- **Opdracht**
Schrijf het fragment over winst uit onderneming en faciliteiten voor ondernemers verder, direct na de laatste zin.

- **Gekozen fragment**
---*---
4.1 Inleiding
De winst uit onderneming kan niet in zijn geheel door de ondernemer voor privéconsumptie worden gebruikt. De ondernemer moet bijvoorbeeld geld reserveren voor toekomstige investeringen en voor risico’s die hij als ondernemer loopt, zoals het niet betalen van debiteuren of aansprakelijk gesteld worden voor veroorzaakte schades. De wetgever heeft mede om deze reden voor ondernemers een aantal faciliteiten in de wet opgenomen. Daarnaast zijn nog enkele andere tegemoetkomingen in de wet opgenomen die als doelstelling hebben om het ondernemerschap te bevorderen of investeringen te stimuleren.
---*---
- **Materiaal**
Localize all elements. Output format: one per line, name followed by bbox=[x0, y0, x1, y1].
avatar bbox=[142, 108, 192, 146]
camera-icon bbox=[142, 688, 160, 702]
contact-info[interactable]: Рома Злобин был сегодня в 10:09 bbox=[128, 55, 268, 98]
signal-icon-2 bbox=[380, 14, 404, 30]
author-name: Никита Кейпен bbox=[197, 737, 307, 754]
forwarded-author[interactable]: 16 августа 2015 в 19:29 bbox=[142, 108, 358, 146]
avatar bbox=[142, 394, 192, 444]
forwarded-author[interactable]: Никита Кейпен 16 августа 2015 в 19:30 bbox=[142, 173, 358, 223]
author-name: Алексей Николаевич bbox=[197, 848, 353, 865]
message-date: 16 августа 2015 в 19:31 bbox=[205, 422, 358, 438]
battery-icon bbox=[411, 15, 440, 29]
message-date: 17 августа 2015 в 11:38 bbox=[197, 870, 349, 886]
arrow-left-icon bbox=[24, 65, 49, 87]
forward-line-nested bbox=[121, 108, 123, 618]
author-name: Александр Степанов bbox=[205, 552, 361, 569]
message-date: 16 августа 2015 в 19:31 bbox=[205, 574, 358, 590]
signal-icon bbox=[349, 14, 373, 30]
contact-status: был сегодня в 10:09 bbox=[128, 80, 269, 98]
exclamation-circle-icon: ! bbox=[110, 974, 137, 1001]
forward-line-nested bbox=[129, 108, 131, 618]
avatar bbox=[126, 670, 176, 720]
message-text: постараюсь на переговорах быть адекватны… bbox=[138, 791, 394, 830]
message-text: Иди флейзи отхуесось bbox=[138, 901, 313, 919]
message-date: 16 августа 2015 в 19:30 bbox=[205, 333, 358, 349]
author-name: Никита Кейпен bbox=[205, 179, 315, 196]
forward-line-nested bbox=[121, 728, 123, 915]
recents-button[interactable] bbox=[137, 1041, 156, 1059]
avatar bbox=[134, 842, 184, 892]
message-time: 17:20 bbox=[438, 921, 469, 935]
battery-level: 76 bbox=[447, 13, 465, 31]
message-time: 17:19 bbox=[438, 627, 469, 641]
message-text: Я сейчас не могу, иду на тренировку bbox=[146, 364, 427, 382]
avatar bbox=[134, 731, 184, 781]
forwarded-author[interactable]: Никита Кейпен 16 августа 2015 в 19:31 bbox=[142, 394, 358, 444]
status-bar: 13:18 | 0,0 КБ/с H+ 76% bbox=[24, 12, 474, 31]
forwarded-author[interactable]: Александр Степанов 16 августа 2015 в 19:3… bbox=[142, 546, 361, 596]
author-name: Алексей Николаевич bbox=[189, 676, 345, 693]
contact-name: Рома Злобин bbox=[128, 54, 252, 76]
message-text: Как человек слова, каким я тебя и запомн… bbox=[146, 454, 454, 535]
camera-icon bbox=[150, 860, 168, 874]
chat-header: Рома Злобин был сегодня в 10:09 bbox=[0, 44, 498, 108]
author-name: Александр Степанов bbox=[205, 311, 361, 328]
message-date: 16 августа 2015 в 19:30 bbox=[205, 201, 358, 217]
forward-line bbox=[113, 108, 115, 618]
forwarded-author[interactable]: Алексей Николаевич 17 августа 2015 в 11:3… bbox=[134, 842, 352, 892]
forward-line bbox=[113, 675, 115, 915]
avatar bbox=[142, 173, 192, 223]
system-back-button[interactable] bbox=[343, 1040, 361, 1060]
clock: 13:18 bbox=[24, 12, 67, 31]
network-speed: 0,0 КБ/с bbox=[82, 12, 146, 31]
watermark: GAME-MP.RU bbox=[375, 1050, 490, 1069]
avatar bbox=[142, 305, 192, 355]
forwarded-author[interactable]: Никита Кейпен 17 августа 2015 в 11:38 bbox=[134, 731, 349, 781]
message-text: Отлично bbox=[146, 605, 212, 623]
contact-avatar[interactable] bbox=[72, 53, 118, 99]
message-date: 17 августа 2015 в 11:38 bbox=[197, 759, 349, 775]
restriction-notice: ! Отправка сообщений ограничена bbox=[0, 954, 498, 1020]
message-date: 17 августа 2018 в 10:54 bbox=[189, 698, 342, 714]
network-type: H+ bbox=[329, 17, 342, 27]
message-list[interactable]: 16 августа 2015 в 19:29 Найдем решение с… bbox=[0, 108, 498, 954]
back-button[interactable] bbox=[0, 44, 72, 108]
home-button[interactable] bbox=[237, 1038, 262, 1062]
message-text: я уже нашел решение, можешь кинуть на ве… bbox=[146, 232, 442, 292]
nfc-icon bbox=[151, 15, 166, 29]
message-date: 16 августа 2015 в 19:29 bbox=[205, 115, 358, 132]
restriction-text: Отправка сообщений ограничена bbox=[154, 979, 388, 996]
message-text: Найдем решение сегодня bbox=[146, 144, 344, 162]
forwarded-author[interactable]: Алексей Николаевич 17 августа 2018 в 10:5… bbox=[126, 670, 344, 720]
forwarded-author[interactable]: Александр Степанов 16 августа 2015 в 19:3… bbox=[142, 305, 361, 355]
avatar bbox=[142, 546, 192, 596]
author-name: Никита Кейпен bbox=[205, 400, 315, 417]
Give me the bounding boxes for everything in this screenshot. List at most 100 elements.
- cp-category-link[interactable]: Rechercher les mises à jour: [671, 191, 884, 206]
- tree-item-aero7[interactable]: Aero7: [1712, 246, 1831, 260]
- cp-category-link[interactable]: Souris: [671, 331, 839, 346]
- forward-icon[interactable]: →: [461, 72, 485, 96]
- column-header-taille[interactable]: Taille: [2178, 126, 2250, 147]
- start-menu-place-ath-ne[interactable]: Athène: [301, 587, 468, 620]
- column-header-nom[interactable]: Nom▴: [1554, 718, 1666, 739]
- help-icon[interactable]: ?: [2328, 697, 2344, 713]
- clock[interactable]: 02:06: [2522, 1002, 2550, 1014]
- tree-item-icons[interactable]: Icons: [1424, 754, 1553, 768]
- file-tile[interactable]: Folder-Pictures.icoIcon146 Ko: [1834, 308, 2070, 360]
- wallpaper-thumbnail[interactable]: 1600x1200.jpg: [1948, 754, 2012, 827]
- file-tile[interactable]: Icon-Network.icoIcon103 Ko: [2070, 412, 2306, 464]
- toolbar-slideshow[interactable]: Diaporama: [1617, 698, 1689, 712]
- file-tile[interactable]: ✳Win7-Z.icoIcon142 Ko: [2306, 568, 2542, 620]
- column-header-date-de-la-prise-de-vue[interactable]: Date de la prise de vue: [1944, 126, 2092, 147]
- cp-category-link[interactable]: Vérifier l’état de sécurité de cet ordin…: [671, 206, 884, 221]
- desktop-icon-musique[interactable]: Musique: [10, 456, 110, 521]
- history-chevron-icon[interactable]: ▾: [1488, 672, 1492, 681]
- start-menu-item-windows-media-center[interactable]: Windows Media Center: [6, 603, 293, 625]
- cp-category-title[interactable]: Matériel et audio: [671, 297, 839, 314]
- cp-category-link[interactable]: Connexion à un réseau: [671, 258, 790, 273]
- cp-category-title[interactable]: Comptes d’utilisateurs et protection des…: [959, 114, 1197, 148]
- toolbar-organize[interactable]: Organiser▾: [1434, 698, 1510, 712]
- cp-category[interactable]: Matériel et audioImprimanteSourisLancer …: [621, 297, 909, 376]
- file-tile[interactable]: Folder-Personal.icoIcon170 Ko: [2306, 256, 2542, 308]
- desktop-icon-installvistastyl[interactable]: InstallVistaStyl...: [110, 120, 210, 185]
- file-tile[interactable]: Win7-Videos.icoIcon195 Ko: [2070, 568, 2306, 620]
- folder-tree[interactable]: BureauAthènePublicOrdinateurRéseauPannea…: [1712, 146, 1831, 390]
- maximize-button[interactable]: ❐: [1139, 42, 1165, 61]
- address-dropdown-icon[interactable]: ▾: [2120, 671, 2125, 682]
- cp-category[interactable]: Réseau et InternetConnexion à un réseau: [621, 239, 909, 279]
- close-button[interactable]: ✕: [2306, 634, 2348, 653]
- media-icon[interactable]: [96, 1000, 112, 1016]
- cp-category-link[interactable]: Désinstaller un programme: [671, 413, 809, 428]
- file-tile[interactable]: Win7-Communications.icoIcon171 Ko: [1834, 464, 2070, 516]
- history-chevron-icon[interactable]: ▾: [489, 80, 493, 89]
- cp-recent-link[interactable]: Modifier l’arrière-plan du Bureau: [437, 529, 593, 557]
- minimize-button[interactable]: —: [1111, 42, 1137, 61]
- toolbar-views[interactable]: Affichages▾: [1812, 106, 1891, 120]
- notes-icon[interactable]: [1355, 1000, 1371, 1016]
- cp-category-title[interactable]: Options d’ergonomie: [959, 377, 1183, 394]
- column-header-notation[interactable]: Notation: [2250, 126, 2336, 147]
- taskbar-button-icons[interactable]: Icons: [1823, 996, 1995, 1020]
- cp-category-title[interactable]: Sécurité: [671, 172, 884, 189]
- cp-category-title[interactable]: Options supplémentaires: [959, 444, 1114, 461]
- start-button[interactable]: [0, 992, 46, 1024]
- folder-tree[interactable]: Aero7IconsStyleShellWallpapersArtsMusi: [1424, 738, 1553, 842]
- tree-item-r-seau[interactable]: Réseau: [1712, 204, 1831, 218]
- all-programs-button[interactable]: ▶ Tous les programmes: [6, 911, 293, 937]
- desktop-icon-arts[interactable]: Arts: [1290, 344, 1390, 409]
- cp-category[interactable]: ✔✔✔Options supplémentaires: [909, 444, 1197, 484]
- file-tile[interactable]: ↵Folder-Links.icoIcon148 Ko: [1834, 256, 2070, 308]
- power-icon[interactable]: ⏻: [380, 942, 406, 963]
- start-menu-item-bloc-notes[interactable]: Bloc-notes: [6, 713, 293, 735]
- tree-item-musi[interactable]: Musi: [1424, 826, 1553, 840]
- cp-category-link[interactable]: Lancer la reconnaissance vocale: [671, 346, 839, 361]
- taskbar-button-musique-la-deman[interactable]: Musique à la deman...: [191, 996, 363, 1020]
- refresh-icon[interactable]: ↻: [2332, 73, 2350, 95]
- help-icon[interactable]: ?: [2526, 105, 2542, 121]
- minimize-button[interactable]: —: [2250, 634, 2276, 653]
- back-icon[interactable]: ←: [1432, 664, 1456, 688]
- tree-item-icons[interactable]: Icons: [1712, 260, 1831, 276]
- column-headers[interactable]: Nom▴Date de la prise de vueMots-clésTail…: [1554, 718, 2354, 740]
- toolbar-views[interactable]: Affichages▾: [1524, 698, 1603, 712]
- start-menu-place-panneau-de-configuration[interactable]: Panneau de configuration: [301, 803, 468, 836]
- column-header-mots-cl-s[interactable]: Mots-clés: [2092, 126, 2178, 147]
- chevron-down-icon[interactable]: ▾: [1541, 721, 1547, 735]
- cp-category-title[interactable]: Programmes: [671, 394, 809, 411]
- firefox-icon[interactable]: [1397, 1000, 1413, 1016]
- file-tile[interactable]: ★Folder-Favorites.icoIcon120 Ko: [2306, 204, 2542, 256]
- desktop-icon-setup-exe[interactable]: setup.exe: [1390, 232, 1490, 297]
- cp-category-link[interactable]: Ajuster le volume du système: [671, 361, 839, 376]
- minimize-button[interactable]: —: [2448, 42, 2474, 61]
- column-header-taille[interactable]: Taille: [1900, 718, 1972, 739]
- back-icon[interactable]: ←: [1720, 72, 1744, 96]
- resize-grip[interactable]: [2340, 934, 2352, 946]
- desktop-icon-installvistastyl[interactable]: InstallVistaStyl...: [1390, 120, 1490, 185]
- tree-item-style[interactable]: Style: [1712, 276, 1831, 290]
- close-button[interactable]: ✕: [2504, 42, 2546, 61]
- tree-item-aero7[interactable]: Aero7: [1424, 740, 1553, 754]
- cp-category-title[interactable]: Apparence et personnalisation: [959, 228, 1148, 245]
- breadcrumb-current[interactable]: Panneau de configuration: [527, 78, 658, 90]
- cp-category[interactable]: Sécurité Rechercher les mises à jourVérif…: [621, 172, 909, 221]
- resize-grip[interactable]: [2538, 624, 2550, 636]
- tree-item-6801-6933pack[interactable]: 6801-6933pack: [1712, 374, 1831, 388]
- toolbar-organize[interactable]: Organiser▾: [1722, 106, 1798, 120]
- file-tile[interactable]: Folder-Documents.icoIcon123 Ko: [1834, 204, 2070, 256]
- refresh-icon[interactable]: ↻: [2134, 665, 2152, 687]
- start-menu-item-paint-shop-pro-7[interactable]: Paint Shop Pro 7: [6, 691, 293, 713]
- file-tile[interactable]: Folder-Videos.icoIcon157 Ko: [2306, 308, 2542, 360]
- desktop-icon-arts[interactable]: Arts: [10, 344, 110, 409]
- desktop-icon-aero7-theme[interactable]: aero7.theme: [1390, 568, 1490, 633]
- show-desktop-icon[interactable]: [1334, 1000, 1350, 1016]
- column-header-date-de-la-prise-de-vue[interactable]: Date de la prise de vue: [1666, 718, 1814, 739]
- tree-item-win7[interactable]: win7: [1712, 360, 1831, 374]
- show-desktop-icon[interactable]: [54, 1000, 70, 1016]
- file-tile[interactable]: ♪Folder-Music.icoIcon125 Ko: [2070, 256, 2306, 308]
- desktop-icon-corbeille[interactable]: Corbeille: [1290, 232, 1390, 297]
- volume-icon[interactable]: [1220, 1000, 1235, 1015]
---*---
- **Antwoord**
De volgende faciliteiten komen in de volgende paragrafen aan de orde:
– willekeurige afschrijving;
– investeringsaftrek/desinvesteringsbijtelling;
– fiscale reserves bestaande uit de kostenegalisatiereserve en de herinvesteringsreserve;
– ondernemersaftrek bestaande uit:
• zelfstandigenaftrek;
• startersaftrek;
• aftrek speur- en ontwikkelingswerk;
• meewerkaftrek;
• startersaftrek bij arbeidsongeschiktheid;
• stakingsaftrek;
– MKB-winstvrijstelling.
De diverse faciliteiten worden hierna behandeld in de volgorde waarin zij in de Wet IB zijn opgenomen.